## WORK TO BE COMPLETED
Please print every row below word for word, leaving the pictures out.

## Rows excerpted from a collection
******************************
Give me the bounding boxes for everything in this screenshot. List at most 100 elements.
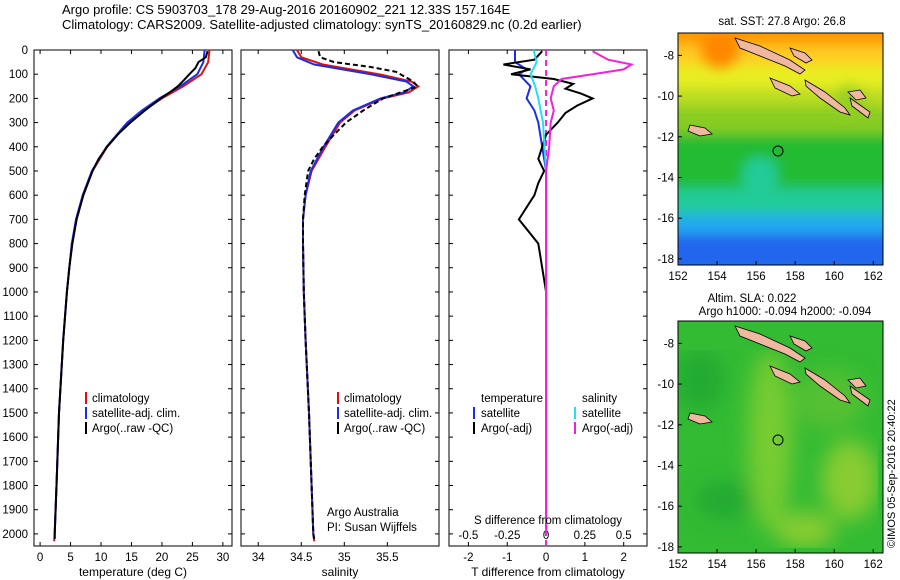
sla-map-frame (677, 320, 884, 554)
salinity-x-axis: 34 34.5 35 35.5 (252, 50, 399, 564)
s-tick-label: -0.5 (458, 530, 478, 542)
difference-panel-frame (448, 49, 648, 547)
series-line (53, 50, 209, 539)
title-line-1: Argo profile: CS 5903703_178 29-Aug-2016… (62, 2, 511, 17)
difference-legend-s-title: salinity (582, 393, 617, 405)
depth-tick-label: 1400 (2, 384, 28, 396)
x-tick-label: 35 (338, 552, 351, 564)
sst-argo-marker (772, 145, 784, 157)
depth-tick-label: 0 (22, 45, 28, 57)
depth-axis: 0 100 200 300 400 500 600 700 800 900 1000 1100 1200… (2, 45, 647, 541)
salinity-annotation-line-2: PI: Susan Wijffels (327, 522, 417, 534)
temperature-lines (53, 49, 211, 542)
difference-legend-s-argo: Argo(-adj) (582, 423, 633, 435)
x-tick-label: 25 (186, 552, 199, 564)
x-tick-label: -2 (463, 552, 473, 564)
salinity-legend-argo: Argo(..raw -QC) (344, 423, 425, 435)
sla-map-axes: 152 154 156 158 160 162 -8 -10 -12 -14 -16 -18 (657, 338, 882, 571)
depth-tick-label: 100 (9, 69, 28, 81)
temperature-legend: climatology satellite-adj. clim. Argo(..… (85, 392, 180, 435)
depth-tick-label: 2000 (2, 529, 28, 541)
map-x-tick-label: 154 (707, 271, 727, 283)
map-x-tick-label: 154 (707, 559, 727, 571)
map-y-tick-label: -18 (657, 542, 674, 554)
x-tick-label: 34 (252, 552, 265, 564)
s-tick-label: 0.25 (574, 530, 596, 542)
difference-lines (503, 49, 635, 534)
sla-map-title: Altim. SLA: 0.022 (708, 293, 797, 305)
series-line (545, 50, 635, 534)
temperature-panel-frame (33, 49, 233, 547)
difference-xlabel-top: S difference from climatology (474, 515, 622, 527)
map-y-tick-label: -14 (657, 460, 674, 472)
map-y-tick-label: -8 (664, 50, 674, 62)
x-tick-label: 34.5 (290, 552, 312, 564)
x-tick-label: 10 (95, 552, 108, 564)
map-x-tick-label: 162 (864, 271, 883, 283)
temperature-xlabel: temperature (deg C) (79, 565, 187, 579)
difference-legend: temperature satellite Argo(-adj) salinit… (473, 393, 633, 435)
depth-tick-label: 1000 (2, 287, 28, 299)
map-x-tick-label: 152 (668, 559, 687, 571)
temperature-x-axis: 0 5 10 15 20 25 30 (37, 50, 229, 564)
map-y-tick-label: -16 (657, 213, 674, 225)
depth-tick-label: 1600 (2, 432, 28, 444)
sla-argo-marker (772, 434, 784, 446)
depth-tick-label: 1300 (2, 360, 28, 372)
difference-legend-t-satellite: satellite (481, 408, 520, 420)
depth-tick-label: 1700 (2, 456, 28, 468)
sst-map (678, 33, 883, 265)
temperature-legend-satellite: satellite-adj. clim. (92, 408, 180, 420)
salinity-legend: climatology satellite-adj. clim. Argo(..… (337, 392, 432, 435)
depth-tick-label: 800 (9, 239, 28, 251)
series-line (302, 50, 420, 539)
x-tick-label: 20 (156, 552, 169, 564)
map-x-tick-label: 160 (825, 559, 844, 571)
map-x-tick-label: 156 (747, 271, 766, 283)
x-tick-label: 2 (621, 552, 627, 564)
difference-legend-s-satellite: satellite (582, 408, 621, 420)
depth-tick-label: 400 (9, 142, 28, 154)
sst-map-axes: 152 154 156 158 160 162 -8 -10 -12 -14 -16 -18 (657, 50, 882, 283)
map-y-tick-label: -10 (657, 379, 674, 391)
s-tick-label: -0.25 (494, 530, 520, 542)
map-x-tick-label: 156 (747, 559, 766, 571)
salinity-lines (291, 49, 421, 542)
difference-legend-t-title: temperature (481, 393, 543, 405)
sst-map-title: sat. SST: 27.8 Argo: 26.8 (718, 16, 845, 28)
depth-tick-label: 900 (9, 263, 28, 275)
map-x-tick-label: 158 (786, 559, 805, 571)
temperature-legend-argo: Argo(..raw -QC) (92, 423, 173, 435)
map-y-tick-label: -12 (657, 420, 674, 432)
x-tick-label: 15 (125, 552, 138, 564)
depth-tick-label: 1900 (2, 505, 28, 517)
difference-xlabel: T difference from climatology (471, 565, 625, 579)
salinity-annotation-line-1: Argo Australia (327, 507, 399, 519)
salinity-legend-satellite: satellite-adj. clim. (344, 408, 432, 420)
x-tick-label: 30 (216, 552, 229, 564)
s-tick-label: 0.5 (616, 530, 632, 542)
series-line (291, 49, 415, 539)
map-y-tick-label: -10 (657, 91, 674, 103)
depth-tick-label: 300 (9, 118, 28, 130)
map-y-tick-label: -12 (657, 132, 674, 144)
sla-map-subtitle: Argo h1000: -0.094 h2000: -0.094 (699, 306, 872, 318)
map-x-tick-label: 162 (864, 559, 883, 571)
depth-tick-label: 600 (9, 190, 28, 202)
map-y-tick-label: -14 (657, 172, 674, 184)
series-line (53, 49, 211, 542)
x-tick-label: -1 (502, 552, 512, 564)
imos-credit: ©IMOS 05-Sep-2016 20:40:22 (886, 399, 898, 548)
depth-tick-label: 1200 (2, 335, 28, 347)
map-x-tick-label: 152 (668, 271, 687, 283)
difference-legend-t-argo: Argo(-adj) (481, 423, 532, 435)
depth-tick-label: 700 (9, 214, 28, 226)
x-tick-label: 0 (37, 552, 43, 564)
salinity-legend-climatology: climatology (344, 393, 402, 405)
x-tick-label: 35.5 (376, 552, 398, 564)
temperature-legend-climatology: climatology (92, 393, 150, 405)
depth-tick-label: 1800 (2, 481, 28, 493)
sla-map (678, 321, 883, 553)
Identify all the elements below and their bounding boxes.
******************************
## RESPONSE TO THIS TASK
Give me the bounding boxes for everything in this screenshot. List at most 100 elements.
sla-map-frame (677, 320, 884, 554)
salinity-x-axis: 34 34.5 35 35.5 (252, 50, 399, 564)
s-tick-label: -0.5 (458, 530, 478, 542)
difference-panel-frame (448, 49, 648, 547)
series-line (53, 50, 209, 539)
title-line-1: Argo profile: CS 5903703_178 29-Aug-2016… (62, 2, 511, 17)
difference-legend-s-title: salinity (582, 393, 617, 405)
depth-tick-label: 1400 (2, 384, 28, 396)
x-tick-label: 35 (338, 552, 351, 564)
sst-argo-marker (772, 145, 784, 157)
depth-tick-label: 0 (22, 45, 28, 57)
depth-axis: 0 100 200 300 400 500 600 700 800 900 1000 1100 1200… (2, 45, 647, 541)
salinity-annotation-line-2: PI: Susan Wijffels (327, 522, 417, 534)
temperature-lines (53, 49, 211, 542)
difference-legend-s-argo: Argo(-adj) (582, 423, 633, 435)
x-tick-label: 25 (186, 552, 199, 564)
x-tick-label: -2 (463, 552, 473, 564)
salinity-legend-argo: Argo(..raw -QC) (344, 423, 425, 435)
sla-map-axes: 152 154 156 158 160 162 -8 -10 -12 -14 -16 -18 (657, 338, 882, 571)
depth-tick-label: 100 (9, 69, 28, 81)
temperature-legend: climatology satellite-adj. clim. Argo(..… (85, 392, 180, 435)
depth-tick-label: 2000 (2, 529, 28, 541)
map-x-tick-label: 154 (707, 271, 727, 283)
map-x-tick-label: 154 (707, 559, 727, 571)
map-y-tick-label: -18 (657, 542, 674, 554)
x-tick-label: 34 (252, 552, 265, 564)
s-tick-label: 0.25 (574, 530, 596, 542)
difference-lines (503, 49, 635, 534)
sla-map-title: Altim. SLA: 0.022 (708, 293, 797, 305)
series-line (545, 50, 635, 534)
temperature-panel-frame (33, 49, 233, 547)
difference-xlabel-top: S difference from climatology (474, 515, 622, 527)
map-y-tick-label: -14 (657, 460, 674, 472)
map-y-tick-label: -8 (664, 50, 674, 62)
x-tick-label: 34.5 (290, 552, 312, 564)
x-tick-label: 10 (95, 552, 108, 564)
map-x-tick-label: 162 (864, 271, 883, 283)
temperature-xlabel: temperature (deg C) (79, 565, 187, 579)
difference-legend: temperature satellite Argo(-adj) salinit… (473, 393, 633, 435)
depth-tick-label: 1000 (2, 287, 28, 299)
map-x-tick-label: 152 (668, 559, 687, 571)
temperature-x-axis: 0 5 10 15 20 25 30 (37, 50, 229, 564)
map-y-tick-label: -16 (657, 213, 674, 225)
depth-tick-label: 1600 (2, 432, 28, 444)
sla-argo-marker (772, 434, 784, 446)
depth-tick-label: 1300 (2, 360, 28, 372)
difference-legend-t-satellite: satellite (481, 408, 520, 420)
depth-tick-label: 1700 (2, 456, 28, 468)
sst-map (678, 33, 883, 265)
temperature-legend-satellite: satellite-adj. clim. (92, 408, 180, 420)
salinity-legend: climatology satellite-adj. clim. Argo(..… (337, 392, 432, 435)
depth-tick-label: 800 (9, 239, 28, 251)
series-line (302, 50, 420, 539)
x-tick-label: 20 (156, 552, 169, 564)
map-x-tick-label: 160 (825, 559, 844, 571)
map-x-tick-label: 156 (747, 271, 766, 283)
x-tick-label: 2 (621, 552, 627, 564)
difference-legend-s-satellite: satellite (582, 408, 621, 420)
depth-tick-label: 400 (9, 142, 28, 154)
sst-map-axes: 152 154 156 158 160 162 -8 -10 -12 -14 -16 -18 (657, 50, 882, 283)
map-y-tick-label: -10 (657, 379, 674, 391)
s-tick-label: -0.25 (494, 530, 520, 542)
map-x-tick-label: 156 (747, 559, 766, 571)
salinity-lines (291, 49, 421, 542)
difference-legend-t-title: temperature (481, 393, 543, 405)
sst-map-title: sat. SST: 27.8 Argo: 26.8 (718, 16, 845, 28)
depth-tick-label: 900 (9, 263, 28, 275)
map-x-tick-label: 158 (786, 559, 805, 571)
temperature-legend-argo: Argo(..raw -QC) (92, 423, 173, 435)
map-y-tick-label: -12 (657, 420, 674, 432)
x-tick-label: 15 (125, 552, 138, 564)
depth-tick-label: 1900 (2, 505, 28, 517)
difference-xlabel: T difference from climatology (471, 565, 625, 579)
salinity-annotation-line-1: Argo Australia (327, 507, 399, 519)
salinity-legend-satellite: satellite-adj. clim. (344, 408, 432, 420)
x-tick-label: 30 (216, 552, 229, 564)
s-tick-label: 0.5 (616, 530, 632, 542)
series-line (291, 49, 415, 539)
map-y-tick-label: -10 (657, 91, 674, 103)
depth-tick-label: 300 (9, 118, 28, 130)
map-y-tick-label: -12 (657, 132, 674, 144)
sla-map-subtitle: Argo h1000: -0.094 h2000: -0.094 (699, 306, 872, 318)
map-x-tick-label: 162 (864, 559, 883, 571)
depth-tick-label: 600 (9, 190, 28, 202)
map-y-tick-label: -14 (657, 172, 674, 184)
series-line (53, 49, 211, 542)
x-tick-label: -1 (502, 552, 512, 564)
imos-credit: ©IMOS 05-Sep-2016 20:40:22 (886, 399, 898, 548)
depth-tick-label: 1200 (2, 335, 28, 347)
map-x-tick-label: 152 (668, 271, 687, 283)
difference-legend-t-argo: Argo(-adj) (481, 423, 532, 435)
depth-tick-label: 700 (9, 214, 28, 226)
x-tick-label: 0 (37, 552, 43, 564)
salinity-legend-climatology: climatology (344, 393, 402, 405)
x-tick-label: 35.5 (376, 552, 398, 564)
temperature-legend-climatology: climatology (92, 393, 150, 405)
depth-tick-label: 1800 (2, 481, 28, 493)
sla-map (678, 321, 883, 553)
Identify all the elements below and their bounding boxes.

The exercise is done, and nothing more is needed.